Task: Write out the full set of records exactly. Any pictures in them do not belong in the copy.

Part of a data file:
============

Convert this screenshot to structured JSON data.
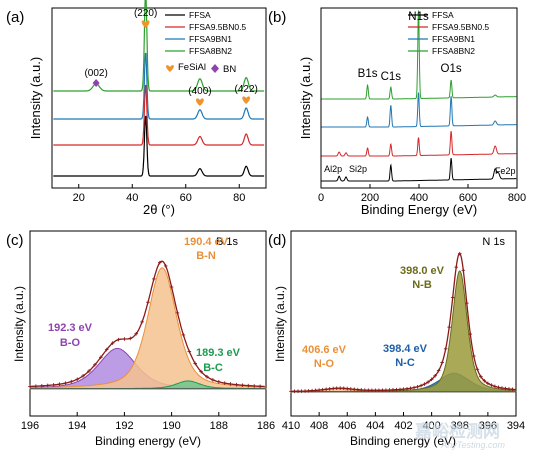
{
  "chart_data": [
    {
      "panel": "(a)",
      "type": "line",
      "xlabel": "2θ (°)",
      "ylabel": "Intensity (a.u.)",
      "xlim": [
        10,
        90
      ],
      "xticks": [
        20,
        40,
        60,
        80
      ],
      "yticks_shown": false,
      "legend_position": "top-right",
      "series": [
        {
          "name": "FFSA",
          "color": "#000000",
          "offset": 0.0,
          "peaks": [
            [
              45.0,
              1.0,
              0.45
            ],
            [
              65.3,
              0.12,
              0.8
            ],
            [
              82.6,
              0.16,
              0.7
            ]
          ]
        },
        {
          "name": "FFSA9.5BN0.5",
          "color": "#d62728",
          "offset": 1.0,
          "peaks": [
            [
              45.0,
              1.0,
              0.45
            ],
            [
              65.3,
              0.14,
              0.8
            ],
            [
              82.6,
              0.18,
              0.7
            ]
          ]
        },
        {
          "name": "FFSA9BN1",
          "color": "#1f77b4",
          "offset": 2.0,
          "peaks": [
            [
              45.0,
              1.1,
              0.45
            ],
            [
              65.3,
              0.15,
              0.8
            ],
            [
              82.6,
              0.18,
              0.7
            ]
          ]
        },
        {
          "name": "FFSA8BN2",
          "color": "#2ca02c",
          "offset": 3.0,
          "peaks": [
            [
              26.5,
              0.12,
              1.2
            ],
            [
              45.0,
              1.65,
              0.45
            ],
            [
              65.3,
              0.2,
              0.9
            ],
            [
              82.6,
              0.22,
              0.8
            ]
          ]
        }
      ],
      "markers": [
        {
          "label": "(002)",
          "x": 26.5,
          "kind": "BN"
        },
        {
          "label": "(220)",
          "x": 45.0,
          "kind": "FeSiAl"
        },
        {
          "label": "(400)",
          "x": 65.3,
          "kind": "FeSiAl"
        },
        {
          "label": "(422)",
          "x": 82.6,
          "kind": "FeSiAl"
        }
      ],
      "phase_legend": [
        {
          "label": "FeSiAl",
          "color": "#f0932b",
          "symbol": "heart"
        },
        {
          "label": "BN",
          "color": "#8e44ad",
          "symbol": "diamond"
        }
      ]
    },
    {
      "panel": "(b)",
      "type": "line",
      "xlabel": "Binding Energy (eV)",
      "ylabel": "Intensity (a.u.)",
      "xlim": [
        0,
        800
      ],
      "xticks": [
        0,
        200,
        400,
        600,
        800
      ],
      "yticks_shown": false,
      "legend_position": "top-right",
      "series": [
        {
          "name": "FFSA",
          "color": "#000000",
          "offset": 0.0,
          "peaks": [
            [
              74,
              0.12,
              4
            ],
            [
              102,
              0.1,
              4
            ],
            [
              285,
              0.4,
              3
            ],
            [
              531,
              0.55,
              3
            ],
            [
              711,
              0.25,
              5
            ],
            [
              724,
              0.15,
              5
            ]
          ]
        },
        {
          "name": "FFSA9.5BN0.5",
          "color": "#d62728",
          "offset": 1.0,
          "peaks": [
            [
              74,
              0.1,
              4
            ],
            [
              102,
              0.08,
              4
            ],
            [
              190,
              0.2,
              3
            ],
            [
              285,
              0.3,
              3
            ],
            [
              398,
              0.45,
              3
            ],
            [
              531,
              0.6,
              3
            ],
            [
              711,
              0.2,
              5
            ]
          ]
        },
        {
          "name": "FFSA9BN1",
          "color": "#1f77b4",
          "offset": 2.0,
          "peaks": [
            [
              190,
              0.25,
              3
            ],
            [
              285,
              0.55,
              3
            ],
            [
              398,
              0.85,
              3
            ],
            [
              531,
              0.75,
              3
            ],
            [
              711,
              0.1,
              5
            ]
          ]
        },
        {
          "name": "FFSA8BN2",
          "color": "#2ca02c",
          "offset": 3.0,
          "peaks": [
            [
              190,
              0.35,
              3
            ],
            [
              285,
              0.3,
              3
            ],
            [
              398,
              2.2,
              3
            ],
            [
              531,
              0.45,
              3
            ],
            [
              711,
              0.05,
              5
            ]
          ]
        }
      ],
      "annotations": [
        {
          "label": "B1s",
          "x": 190
        },
        {
          "label": "C1s",
          "x": 285
        },
        {
          "label": "N1s",
          "x": 398
        },
        {
          "label": "O1s",
          "x": 531
        },
        {
          "label": "Al2p",
          "x": 74
        },
        {
          "label": "Si2p",
          "x": 102
        },
        {
          "label": "Fe2p",
          "x": 711
        }
      ]
    },
    {
      "panel": "(c)",
      "type": "area",
      "corner_label": "B 1s",
      "xlabel": "Binding energy (eV)",
      "ylabel": "Intensity (a.u.)",
      "xlim": [
        196,
        186
      ],
      "xticks": [
        196,
        194,
        192,
        190,
        188,
        186
      ],
      "yticks_shown": false,
      "components": [
        {
          "label": "192.3 eV",
          "sublabel": "B-O",
          "center": 192.3,
          "height": 0.26,
          "fwhm": 1.9,
          "color": "#8e44ad",
          "fill": "#b08be0"
        },
        {
          "label": "190.4 eV",
          "sublabel": "B-N",
          "center": 190.4,
          "height": 0.78,
          "fwhm": 1.45,
          "color": "#e8913a",
          "fill": "#f6c28f"
        },
        {
          "label": "189.3 eV",
          "sublabel": "B-C",
          "center": 189.3,
          "height": 0.05,
          "fwhm": 1.2,
          "color": "#1e9a50",
          "fill": "#6fc58e"
        }
      ],
      "background": 0.06,
      "envelope_color": "#8b1a1a"
    },
    {
      "panel": "(d)",
      "type": "area",
      "corner_label": "N 1s",
      "xlabel": "Binding energy (eV)",
      "ylabel": "Intensity (a.u.)",
      "xlim": [
        410,
        394
      ],
      "xticks": [
        410,
        408,
        406,
        404,
        402,
        400,
        398,
        396,
        394
      ],
      "yticks_shown": false,
      "components": [
        {
          "label": "406.6 eV",
          "sublabel": "N-O",
          "center": 406.6,
          "height": 0.02,
          "fwhm": 2.5,
          "color": "#e8913a",
          "fill": "#f6c28f"
        },
        {
          "label": "398.4 eV",
          "sublabel": "N-C",
          "center": 398.4,
          "height": 0.12,
          "fwhm": 2.6,
          "color": "#1f5fa8",
          "fill": "#3f7fc0"
        },
        {
          "label": "398.0 eV",
          "sublabel": "N-B",
          "center": 398.0,
          "height": 0.78,
          "fwhm": 1.25,
          "color": "#6b6b1a",
          "fill": "#9a9a3a"
        }
      ],
      "background": 0.04,
      "envelope_color": "#8b1a1a"
    }
  ],
  "watermark": {
    "text_cn": "嘉峪检测网",
    "text_en": "AnyTesting.com"
  }
}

============

Answer to this problem:
Convert this screenshot to structured JSON data.
{
  "chart_data": [
    {
      "panel": "(a)",
      "type": "line",
      "xlabel": "2θ (°)",
      "ylabel": "Intensity (a.u.)",
      "xlim": [
        10,
        90
      ],
      "xticks": [
        20,
        40,
        60,
        80
      ],
      "yticks_shown": false,
      "legend_position": "top-right",
      "series": [
        {
          "name": "FFSA",
          "color": "#000000",
          "offset": 0.0,
          "peaks": [
            [
              45.0,
              1.0,
              0.45
            ],
            [
              65.3,
              0.12,
              0.8
            ],
            [
              82.6,
              0.16,
              0.7
            ]
          ]
        },
        {
          "name": "FFSA9.5BN0.5",
          "color": "#d62728",
          "offset": 1.0,
          "peaks": [
            [
              45.0,
              1.0,
              0.45
            ],
            [
              65.3,
              0.14,
              0.8
            ],
            [
              82.6,
              0.18,
              0.7
            ]
          ]
        },
        {
          "name": "FFSA9BN1",
          "color": "#1f77b4",
          "offset": 2.0,
          "peaks": [
            [
              45.0,
              1.1,
              0.45
            ],
            [
              65.3,
              0.15,
              0.8
            ],
            [
              82.6,
              0.18,
              0.7
            ]
          ]
        },
        {
          "name": "FFSA8BN2",
          "color": "#2ca02c",
          "offset": 3.0,
          "peaks": [
            [
              26.5,
              0.12,
              1.2
            ],
            [
              45.0,
              1.65,
              0.45
            ],
            [
              65.3,
              0.2,
              0.9
            ],
            [
              82.6,
              0.22,
              0.8
            ]
          ]
        }
      ],
      "markers": [
        {
          "label": "(002)",
          "x": 26.5,
          "kind": "BN"
        },
        {
          "label": "(220)",
          "x": 45.0,
          "kind": "FeSiAl"
        },
        {
          "label": "(400)",
          "x": 65.3,
          "kind": "FeSiAl"
        },
        {
          "label": "(422)",
          "x": 82.6,
          "kind": "FeSiAl"
        }
      ],
      "phase_legend": [
        {
          "label": "FeSiAl",
          "color": "#f0932b",
          "symbol": "heart"
        },
        {
          "label": "BN",
          "color": "#8e44ad",
          "symbol": "diamond"
        }
      ]
    },
    {
      "panel": "(b)",
      "type": "line",
      "xlabel": "Binding Energy (eV)",
      "ylabel": "Intensity (a.u.)",
      "xlim": [
        0,
        800
      ],
      "xticks": [
        0,
        200,
        400,
        600,
        800
      ],
      "yticks_shown": false,
      "legend_position": "top-right",
      "series": [
        {
          "name": "FFSA",
          "color": "#000000",
          "offset": 0.0,
          "peaks": [
            [
              74,
              0.12,
              4
            ],
            [
              102,
              0.1,
              4
            ],
            [
              285,
              0.4,
              3
            ],
            [
              531,
              0.55,
              3
            ],
            [
              711,
              0.25,
              5
            ],
            [
              724,
              0.15,
              5
            ]
          ]
        },
        {
          "name": "FFSA9.5BN0.5",
          "color": "#d62728",
          "offset": 1.0,
          "peaks": [
            [
              74,
              0.1,
              4
            ],
            [
              102,
              0.08,
              4
            ],
            [
              190,
              0.2,
              3
            ],
            [
              285,
              0.3,
              3
            ],
            [
              398,
              0.45,
              3
            ],
            [
              531,
              0.6,
              3
            ],
            [
              711,
              0.2,
              5
            ]
          ]
        },
        {
          "name": "FFSA9BN1",
          "color": "#1f77b4",
          "offset": 2.0,
          "peaks": [
            [
              190,
              0.25,
              3
            ],
            [
              285,
              0.55,
              3
            ],
            [
              398,
              0.85,
              3
            ],
            [
              531,
              0.75,
              3
            ],
            [
              711,
              0.1,
              5
            ]
          ]
        },
        {
          "name": "FFSA8BN2",
          "color": "#2ca02c",
          "offset": 3.0,
          "peaks": [
            [
              190,
              0.35,
              3
            ],
            [
              285,
              0.3,
              3
            ],
            [
              398,
              2.2,
              3
            ],
            [
              531,
              0.45,
              3
            ],
            [
              711,
              0.05,
              5
            ]
          ]
        }
      ],
      "annotations": [
        {
          "label": "B1s",
          "x": 190
        },
        {
          "label": "C1s",
          "x": 285
        },
        {
          "label": "N1s",
          "x": 398
        },
        {
          "label": "O1s",
          "x": 531
        },
        {
          "label": "Al2p",
          "x": 74
        },
        {
          "label": "Si2p",
          "x": 102
        },
        {
          "label": "Fe2p",
          "x": 711
        }
      ]
    },
    {
      "panel": "(c)",
      "type": "area",
      "corner_label": "B 1s",
      "xlabel": "Binding energy (eV)",
      "ylabel": "Intensity (a.u.)",
      "xlim": [
        196,
        186
      ],
      "xticks": [
        196,
        194,
        192,
        190,
        188,
        186
      ],
      "yticks_shown": false,
      "components": [
        {
          "label": "192.3 eV",
          "sublabel": "B-O",
          "center": 192.3,
          "height": 0.26,
          "fwhm": 1.9,
          "color": "#8e44ad",
          "fill": "#b08be0"
        },
        {
          "label": "190.4 eV",
          "sublabel": "B-N",
          "center": 190.4,
          "height": 0.78,
          "fwhm": 1.45,
          "color": "#e8913a",
          "fill": "#f6c28f"
        },
        {
          "label": "189.3 eV",
          "sublabel": "B-C",
          "center": 189.3,
          "height": 0.05,
          "fwhm": 1.2,
          "color": "#1e9a50",
          "fill": "#6fc58e"
        }
      ],
      "background": 0.06,
      "envelope_color": "#8b1a1a"
    },
    {
      "panel": "(d)",
      "type": "area",
      "corner_label": "N 1s",
      "xlabel": "Binding energy (eV)",
      "ylabel": "Intensity (a.u.)",
      "xlim": [
        410,
        394
      ],
      "xticks": [
        410,
        408,
        406,
        404,
        402,
        400,
        398,
        396,
        394
      ],
      "yticks_shown": false,
      "components": [
        {
          "label": "406.6 eV",
          "sublabel": "N-O",
          "center": 406.6,
          "height": 0.02,
          "fwhm": 2.5,
          "color": "#e8913a",
          "fill": "#f6c28f"
        },
        {
          "label": "398.4 eV",
          "sublabel": "N-C",
          "center": 398.4,
          "height": 0.12,
          "fwhm": 2.6,
          "color": "#1f5fa8",
          "fill": "#3f7fc0"
        },
        {
          "label": "398.0 eV",
          "sublabel": "N-B",
          "center": 398.0,
          "height": 0.78,
          "fwhm": 1.25,
          "color": "#6b6b1a",
          "fill": "#9a9a3a"
        }
      ],
      "background": 0.04,
      "envelope_color": "#8b1a1a"
    }
  ],
  "watermark": {
    "text_cn": "嘉峪检测网",
    "text_en": "AnyTesting.com"
  }
}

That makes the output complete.